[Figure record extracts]
------

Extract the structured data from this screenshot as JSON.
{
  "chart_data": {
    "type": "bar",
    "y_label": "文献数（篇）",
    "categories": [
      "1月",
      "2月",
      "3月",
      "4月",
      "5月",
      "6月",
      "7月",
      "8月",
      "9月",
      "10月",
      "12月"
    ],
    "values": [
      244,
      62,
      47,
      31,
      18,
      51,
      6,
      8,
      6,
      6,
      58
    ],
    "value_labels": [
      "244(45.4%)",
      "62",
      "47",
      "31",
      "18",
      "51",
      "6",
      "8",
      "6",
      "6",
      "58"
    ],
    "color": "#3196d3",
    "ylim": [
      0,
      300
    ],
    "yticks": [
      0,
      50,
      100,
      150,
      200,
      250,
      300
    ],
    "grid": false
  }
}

------

Every record should be given again exactly.

- WRITTEN RESPONSE -
Extract the structured data from this screenshot as JSON.
{
  "chart_data": {
    "type": "bar",
    "y_label": "文献数（篇）",
    "categories": [
      "1月",
      "2月",
      "3月",
      "4月",
      "5月",
      "6月",
      "7月",
      "8月",
      "9月",
      "10月",
      "12月"
    ],
    "values": [
      244,
      62,
      47,
      31,
      18,
      51,
      6,
      8,
      6,
      6,
      58
    ],
    "value_labels": [
      "244(45.4%)",
      "62",
      "47",
      "31",
      "18",
      "51",
      "6",
      "8",
      "6",
      "6",
      "58"
    ],
    "color": "#3196d3",
    "ylim": [
      0,
      300
    ],
    "yticks": [
      0,
      50,
      100,
      150,
      200,
      250,
      300
    ],
    "grid": false
  }
}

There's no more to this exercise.